▶ **Dataset excerpts**
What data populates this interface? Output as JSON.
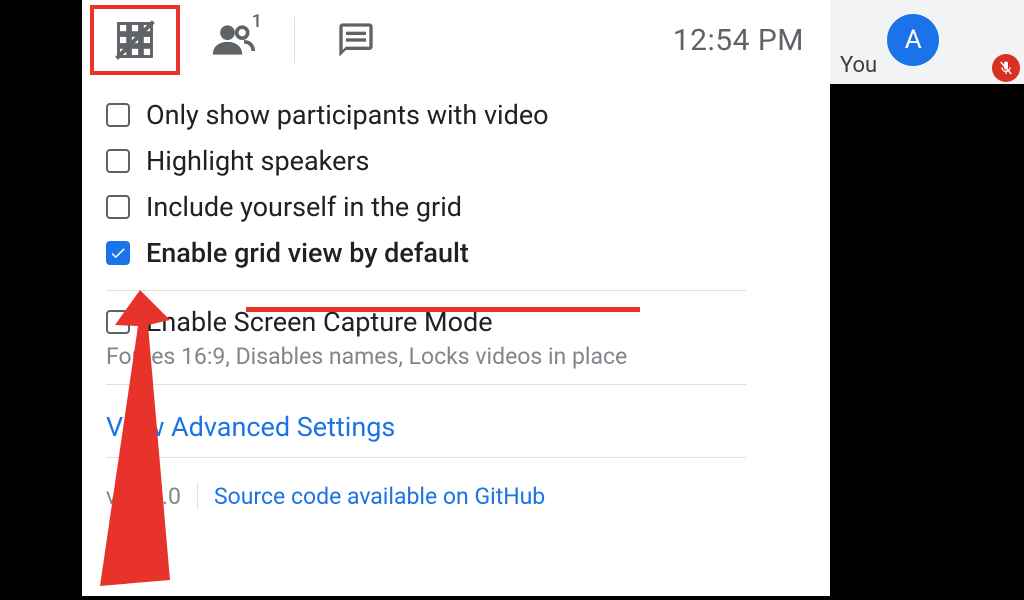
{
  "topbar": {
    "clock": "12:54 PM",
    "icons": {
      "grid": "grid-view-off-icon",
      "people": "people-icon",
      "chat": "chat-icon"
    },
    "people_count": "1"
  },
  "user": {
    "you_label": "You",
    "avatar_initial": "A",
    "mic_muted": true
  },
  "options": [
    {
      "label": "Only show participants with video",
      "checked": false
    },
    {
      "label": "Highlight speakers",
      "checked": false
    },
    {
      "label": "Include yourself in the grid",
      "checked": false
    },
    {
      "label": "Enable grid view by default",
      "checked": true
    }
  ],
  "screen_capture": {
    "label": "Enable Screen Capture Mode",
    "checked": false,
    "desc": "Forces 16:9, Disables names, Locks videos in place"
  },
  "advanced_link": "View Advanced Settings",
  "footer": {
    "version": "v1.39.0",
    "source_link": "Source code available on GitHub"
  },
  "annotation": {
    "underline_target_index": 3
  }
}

▶ **What the task asks**
Go through the listing above and report how many of its lines contain the word "Enable", with only the number as output.

▶ **The result**
2